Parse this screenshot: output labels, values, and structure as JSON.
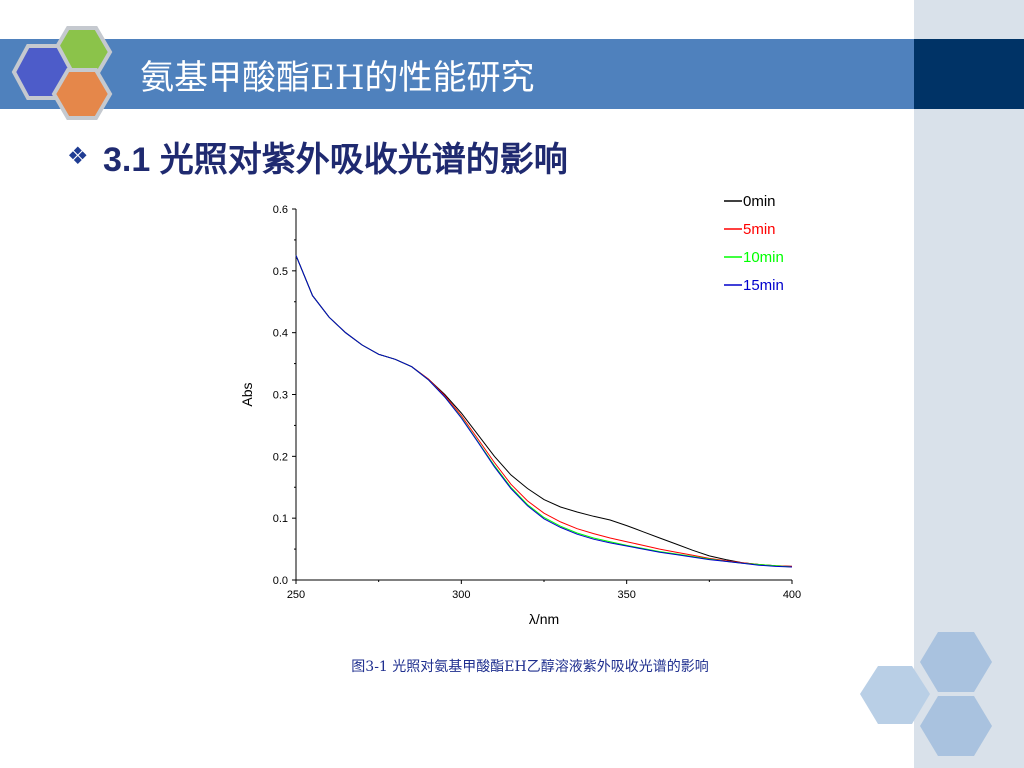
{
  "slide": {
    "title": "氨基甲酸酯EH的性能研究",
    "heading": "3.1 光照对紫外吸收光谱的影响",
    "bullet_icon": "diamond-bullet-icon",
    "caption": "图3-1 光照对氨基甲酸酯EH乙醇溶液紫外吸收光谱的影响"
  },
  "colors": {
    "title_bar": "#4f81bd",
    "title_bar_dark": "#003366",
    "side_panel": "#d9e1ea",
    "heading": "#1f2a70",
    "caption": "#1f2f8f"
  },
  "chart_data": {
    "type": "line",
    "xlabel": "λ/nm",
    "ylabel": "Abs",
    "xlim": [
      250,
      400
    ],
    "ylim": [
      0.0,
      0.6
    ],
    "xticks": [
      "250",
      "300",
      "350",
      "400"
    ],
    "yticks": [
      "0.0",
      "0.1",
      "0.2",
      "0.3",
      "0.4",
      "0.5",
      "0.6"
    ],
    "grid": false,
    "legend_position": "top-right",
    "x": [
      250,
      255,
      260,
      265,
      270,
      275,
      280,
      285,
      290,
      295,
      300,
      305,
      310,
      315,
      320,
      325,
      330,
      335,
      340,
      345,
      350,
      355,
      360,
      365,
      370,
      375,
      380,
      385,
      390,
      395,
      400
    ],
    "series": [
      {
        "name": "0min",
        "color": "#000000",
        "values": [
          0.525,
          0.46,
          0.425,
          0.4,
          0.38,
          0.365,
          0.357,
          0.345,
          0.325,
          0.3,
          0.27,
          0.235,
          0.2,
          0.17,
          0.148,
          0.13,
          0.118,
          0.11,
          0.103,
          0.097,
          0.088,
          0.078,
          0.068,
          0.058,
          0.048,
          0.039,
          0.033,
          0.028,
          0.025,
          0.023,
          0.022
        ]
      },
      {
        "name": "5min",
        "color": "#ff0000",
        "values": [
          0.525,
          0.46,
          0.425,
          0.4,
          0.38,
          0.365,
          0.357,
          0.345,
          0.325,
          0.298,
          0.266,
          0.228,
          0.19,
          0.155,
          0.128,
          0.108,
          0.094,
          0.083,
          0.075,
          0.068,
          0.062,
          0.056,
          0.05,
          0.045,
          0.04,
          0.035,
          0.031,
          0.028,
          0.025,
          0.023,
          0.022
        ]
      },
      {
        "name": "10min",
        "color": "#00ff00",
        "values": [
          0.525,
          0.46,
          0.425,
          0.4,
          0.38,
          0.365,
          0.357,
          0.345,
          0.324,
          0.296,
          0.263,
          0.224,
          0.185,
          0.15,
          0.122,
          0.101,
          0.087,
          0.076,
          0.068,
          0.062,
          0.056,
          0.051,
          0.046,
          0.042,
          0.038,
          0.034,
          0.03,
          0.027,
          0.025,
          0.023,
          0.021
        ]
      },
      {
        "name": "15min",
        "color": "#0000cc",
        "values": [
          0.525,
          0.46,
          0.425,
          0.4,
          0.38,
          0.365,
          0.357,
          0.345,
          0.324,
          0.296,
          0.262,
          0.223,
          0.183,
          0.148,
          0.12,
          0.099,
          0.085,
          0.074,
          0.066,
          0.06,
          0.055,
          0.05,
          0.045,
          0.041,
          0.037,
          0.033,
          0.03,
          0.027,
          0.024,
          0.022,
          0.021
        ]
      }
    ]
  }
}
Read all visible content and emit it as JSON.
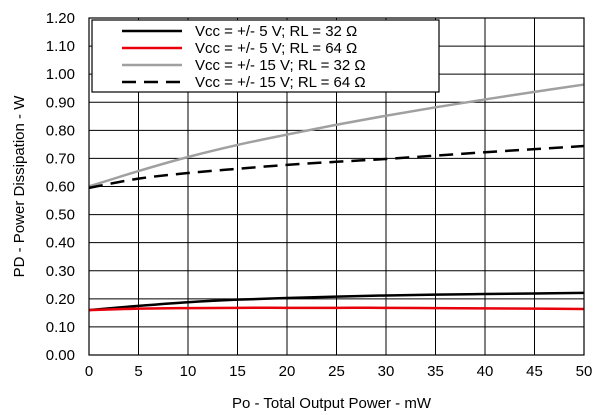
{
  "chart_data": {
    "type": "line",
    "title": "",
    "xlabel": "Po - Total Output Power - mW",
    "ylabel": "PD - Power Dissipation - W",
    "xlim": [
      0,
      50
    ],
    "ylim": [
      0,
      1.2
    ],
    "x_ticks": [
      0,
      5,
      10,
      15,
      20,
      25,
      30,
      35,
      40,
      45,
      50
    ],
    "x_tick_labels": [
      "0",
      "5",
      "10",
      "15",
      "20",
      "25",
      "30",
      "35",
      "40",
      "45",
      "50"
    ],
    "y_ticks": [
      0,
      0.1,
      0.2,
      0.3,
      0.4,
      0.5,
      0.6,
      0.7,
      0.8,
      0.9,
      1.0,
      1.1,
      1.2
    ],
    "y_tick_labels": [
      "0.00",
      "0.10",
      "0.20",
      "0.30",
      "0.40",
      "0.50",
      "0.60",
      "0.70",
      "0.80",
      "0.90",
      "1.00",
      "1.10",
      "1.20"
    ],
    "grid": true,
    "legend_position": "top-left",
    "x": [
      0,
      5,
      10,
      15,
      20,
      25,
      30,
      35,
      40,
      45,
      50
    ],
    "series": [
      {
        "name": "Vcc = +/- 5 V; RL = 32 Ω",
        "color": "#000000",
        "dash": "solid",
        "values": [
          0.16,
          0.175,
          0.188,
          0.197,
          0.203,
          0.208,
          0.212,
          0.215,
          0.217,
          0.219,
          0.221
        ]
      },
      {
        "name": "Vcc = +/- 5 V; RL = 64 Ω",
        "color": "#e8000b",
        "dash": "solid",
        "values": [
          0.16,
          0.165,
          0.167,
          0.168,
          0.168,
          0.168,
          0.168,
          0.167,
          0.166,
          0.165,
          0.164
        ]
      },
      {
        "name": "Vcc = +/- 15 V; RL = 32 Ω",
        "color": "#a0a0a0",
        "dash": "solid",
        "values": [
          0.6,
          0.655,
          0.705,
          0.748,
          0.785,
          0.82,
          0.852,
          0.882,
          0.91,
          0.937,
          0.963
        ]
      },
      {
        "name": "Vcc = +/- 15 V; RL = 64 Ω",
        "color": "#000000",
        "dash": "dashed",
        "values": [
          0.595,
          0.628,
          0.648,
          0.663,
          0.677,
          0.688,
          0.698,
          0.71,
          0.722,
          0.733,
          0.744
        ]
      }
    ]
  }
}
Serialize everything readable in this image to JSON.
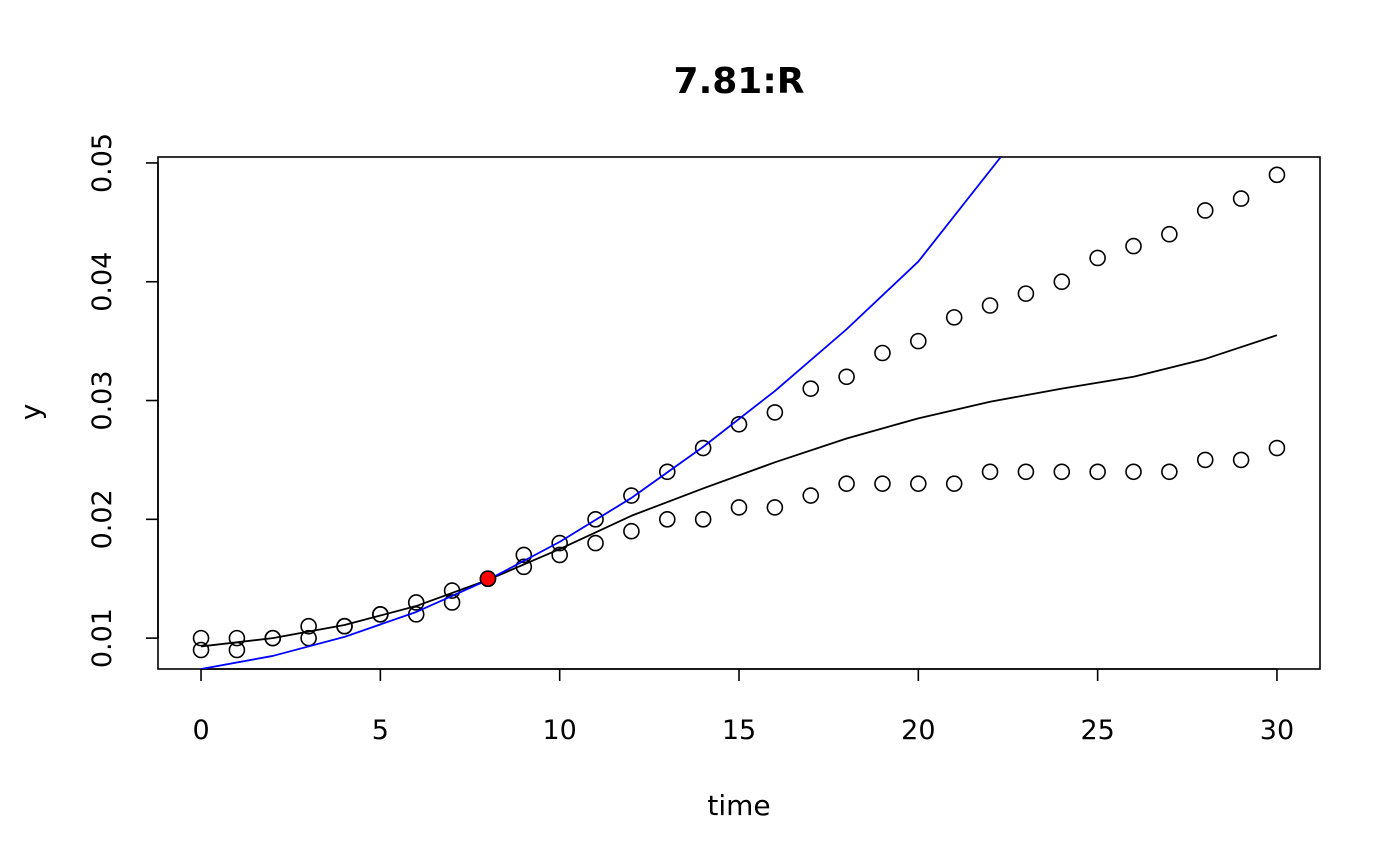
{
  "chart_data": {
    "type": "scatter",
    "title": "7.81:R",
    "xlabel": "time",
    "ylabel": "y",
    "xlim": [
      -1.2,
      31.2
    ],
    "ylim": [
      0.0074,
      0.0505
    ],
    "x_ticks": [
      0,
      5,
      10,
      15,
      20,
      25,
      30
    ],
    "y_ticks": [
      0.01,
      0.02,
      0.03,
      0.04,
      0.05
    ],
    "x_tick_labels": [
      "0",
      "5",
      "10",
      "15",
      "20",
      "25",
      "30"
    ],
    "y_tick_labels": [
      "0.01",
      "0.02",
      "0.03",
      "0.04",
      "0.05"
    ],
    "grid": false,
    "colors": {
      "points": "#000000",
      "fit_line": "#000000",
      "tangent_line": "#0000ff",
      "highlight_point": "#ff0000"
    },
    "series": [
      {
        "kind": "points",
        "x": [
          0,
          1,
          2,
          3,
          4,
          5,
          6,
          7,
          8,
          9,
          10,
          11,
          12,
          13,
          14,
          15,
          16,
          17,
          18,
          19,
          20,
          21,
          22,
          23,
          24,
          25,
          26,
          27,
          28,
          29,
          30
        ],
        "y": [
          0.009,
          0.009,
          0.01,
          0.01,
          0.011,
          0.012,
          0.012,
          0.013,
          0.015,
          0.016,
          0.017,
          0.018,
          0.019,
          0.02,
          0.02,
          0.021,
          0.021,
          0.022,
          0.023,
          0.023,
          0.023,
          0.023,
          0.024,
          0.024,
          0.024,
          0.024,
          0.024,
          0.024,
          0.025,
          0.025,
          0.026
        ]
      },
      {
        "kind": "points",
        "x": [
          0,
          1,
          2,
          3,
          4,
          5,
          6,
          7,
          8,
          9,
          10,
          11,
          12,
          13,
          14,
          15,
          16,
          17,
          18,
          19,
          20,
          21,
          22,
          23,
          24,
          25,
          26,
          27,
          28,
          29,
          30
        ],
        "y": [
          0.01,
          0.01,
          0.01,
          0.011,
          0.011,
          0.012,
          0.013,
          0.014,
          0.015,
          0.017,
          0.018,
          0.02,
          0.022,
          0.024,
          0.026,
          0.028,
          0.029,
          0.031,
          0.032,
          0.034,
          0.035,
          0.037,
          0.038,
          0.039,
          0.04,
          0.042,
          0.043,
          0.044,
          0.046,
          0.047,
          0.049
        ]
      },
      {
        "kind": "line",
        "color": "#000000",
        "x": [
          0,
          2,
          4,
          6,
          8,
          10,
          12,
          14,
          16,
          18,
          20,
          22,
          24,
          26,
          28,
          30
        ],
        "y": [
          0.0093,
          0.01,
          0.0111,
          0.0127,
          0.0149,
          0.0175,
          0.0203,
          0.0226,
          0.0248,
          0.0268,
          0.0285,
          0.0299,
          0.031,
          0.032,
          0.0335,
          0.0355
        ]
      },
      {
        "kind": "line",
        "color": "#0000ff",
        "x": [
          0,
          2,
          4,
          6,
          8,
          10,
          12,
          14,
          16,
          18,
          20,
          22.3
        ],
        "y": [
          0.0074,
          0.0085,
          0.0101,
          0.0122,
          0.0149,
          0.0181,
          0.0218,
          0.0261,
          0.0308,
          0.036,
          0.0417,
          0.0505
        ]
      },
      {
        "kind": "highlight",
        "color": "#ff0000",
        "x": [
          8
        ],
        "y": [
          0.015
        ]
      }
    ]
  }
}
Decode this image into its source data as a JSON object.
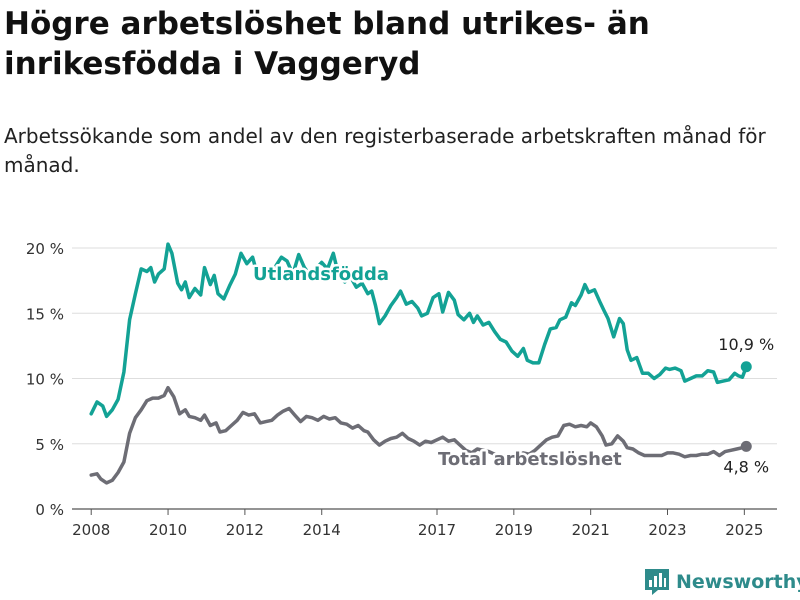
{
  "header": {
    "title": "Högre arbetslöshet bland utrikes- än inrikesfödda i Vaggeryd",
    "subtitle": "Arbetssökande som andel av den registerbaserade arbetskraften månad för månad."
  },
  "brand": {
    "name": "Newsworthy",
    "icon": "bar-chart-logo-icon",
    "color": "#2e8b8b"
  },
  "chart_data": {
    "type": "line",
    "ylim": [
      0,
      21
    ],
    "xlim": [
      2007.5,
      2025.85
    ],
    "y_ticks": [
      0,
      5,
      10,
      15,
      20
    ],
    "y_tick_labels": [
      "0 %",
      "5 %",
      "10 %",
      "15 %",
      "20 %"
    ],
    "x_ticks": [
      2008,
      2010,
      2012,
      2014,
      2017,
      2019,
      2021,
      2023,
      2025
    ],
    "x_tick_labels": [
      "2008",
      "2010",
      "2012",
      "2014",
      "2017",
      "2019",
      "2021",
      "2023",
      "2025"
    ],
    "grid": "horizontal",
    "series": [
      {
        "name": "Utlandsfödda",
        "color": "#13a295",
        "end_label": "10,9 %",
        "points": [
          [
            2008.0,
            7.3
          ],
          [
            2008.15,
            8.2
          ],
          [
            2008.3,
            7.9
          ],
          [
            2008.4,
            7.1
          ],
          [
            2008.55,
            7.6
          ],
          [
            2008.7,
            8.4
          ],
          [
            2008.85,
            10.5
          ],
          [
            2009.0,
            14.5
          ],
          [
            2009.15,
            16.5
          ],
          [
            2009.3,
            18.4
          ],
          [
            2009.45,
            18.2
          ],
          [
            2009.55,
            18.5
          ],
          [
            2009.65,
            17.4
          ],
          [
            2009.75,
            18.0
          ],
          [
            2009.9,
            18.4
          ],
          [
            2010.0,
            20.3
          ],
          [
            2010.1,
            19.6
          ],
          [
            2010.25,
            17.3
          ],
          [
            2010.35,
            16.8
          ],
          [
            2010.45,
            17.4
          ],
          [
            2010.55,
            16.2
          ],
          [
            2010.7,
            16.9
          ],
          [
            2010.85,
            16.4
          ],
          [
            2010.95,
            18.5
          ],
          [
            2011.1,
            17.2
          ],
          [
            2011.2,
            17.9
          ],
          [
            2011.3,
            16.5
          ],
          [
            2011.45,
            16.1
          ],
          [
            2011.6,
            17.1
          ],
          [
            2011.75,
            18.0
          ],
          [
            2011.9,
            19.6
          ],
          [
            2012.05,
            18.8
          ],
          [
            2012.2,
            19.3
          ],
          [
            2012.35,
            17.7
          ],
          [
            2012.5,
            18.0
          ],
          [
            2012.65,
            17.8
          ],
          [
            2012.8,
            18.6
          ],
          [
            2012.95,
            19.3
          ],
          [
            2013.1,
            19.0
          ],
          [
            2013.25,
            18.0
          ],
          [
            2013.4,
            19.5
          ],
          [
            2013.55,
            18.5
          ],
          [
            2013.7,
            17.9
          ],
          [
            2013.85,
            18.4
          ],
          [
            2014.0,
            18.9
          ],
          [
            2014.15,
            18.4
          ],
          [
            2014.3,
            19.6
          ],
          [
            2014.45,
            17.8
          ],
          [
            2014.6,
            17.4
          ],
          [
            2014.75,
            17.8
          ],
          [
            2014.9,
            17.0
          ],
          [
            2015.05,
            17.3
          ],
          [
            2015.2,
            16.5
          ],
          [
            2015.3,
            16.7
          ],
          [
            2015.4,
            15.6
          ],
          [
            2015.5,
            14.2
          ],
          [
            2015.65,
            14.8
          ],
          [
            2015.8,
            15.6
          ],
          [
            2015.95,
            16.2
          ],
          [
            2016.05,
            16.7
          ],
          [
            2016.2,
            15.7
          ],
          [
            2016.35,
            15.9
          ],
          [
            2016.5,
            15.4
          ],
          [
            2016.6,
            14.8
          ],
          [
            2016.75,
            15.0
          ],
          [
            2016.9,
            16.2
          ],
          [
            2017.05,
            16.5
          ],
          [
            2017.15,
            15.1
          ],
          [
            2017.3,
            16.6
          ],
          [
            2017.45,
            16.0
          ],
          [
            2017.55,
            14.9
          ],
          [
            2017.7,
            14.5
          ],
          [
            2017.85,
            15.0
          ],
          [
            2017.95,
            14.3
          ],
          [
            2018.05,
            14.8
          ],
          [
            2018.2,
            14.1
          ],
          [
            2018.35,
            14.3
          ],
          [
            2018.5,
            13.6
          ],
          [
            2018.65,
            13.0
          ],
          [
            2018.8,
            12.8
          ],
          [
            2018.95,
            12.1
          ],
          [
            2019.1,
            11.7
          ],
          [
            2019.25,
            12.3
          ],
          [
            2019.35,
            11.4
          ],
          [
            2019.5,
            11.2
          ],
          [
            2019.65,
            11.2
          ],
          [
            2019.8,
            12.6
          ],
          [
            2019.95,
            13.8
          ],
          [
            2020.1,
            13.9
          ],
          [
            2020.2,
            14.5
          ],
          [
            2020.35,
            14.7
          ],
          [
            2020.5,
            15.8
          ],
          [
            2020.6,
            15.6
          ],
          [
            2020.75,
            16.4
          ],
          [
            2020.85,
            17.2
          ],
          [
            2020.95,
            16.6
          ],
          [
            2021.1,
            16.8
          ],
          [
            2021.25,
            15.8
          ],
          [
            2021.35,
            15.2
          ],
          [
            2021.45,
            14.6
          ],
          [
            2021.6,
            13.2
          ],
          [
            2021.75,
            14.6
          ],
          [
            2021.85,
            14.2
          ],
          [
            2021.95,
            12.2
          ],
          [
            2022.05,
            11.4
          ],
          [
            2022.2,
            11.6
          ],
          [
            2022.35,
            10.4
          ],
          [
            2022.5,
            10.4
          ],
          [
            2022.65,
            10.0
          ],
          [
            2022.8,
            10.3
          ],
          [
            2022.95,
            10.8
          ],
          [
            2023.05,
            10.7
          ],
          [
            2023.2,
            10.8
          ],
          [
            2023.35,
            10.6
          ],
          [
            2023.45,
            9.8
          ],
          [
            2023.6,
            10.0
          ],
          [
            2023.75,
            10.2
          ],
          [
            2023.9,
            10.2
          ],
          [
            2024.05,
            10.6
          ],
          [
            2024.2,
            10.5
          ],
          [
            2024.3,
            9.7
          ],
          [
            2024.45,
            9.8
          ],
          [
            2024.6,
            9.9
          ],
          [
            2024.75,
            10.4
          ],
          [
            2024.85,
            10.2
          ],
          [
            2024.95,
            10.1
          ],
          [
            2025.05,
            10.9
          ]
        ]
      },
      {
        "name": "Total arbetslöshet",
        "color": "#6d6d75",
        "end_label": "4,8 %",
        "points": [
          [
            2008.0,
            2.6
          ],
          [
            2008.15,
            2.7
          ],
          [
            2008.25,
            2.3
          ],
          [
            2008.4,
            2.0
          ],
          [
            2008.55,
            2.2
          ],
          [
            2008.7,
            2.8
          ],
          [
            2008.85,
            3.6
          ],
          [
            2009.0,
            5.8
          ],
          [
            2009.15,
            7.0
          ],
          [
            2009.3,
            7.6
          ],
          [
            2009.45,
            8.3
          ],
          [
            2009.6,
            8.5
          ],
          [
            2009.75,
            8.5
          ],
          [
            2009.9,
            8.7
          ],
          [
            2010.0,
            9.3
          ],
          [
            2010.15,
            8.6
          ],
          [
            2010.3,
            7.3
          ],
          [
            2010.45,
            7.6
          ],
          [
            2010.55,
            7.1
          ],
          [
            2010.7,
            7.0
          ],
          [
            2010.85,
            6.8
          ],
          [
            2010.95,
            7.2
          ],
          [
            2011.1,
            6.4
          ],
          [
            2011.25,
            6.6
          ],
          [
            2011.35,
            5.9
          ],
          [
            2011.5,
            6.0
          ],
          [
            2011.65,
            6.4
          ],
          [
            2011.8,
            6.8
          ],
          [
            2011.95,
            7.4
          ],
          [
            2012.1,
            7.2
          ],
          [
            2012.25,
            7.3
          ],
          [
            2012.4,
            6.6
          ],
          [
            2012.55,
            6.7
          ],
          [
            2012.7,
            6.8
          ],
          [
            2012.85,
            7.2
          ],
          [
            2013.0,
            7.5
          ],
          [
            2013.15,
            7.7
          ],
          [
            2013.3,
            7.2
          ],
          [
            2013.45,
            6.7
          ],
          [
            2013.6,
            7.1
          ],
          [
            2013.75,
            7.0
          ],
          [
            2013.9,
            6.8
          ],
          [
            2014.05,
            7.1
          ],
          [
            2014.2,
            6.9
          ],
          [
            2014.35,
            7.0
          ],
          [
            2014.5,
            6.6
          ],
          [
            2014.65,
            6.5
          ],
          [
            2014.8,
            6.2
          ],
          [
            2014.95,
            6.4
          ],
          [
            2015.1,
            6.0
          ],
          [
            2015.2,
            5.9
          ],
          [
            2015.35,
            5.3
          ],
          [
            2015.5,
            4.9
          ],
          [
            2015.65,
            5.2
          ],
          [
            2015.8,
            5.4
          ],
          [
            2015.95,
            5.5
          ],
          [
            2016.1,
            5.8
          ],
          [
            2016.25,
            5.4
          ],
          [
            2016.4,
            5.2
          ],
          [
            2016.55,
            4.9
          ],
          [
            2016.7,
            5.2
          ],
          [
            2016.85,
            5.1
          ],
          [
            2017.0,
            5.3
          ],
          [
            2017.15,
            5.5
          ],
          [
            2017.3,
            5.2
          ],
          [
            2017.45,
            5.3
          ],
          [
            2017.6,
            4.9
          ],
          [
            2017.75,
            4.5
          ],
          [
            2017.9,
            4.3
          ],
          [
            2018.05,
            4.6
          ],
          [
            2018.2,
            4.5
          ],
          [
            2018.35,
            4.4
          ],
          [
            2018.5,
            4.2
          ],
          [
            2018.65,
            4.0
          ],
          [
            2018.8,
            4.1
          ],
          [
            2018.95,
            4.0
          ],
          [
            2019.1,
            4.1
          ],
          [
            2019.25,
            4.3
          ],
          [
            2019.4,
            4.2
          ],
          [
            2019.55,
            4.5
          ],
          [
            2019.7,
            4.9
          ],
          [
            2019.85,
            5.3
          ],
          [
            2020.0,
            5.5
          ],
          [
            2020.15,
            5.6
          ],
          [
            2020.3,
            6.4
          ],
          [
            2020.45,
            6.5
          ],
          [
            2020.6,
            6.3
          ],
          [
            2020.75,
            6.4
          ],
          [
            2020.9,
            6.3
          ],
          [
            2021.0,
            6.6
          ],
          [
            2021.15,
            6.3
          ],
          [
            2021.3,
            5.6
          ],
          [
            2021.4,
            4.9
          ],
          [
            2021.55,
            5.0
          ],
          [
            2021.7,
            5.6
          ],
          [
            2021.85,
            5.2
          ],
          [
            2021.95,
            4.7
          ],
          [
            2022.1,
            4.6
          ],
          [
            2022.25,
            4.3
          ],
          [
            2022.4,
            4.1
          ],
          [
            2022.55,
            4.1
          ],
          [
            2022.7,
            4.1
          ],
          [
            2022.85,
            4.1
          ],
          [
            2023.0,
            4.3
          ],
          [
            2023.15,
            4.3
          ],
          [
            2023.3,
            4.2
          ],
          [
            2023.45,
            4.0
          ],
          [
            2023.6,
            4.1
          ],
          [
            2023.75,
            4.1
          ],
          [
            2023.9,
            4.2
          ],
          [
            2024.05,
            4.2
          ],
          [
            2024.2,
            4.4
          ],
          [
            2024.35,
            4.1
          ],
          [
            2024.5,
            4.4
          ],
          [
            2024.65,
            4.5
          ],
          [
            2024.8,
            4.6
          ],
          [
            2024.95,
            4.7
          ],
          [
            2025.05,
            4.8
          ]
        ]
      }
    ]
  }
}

*WRITTEN EXERCISE*
Count every line in the data where the string "Power" occurs. Give nothing except the number.

*THE SOLUTION*
2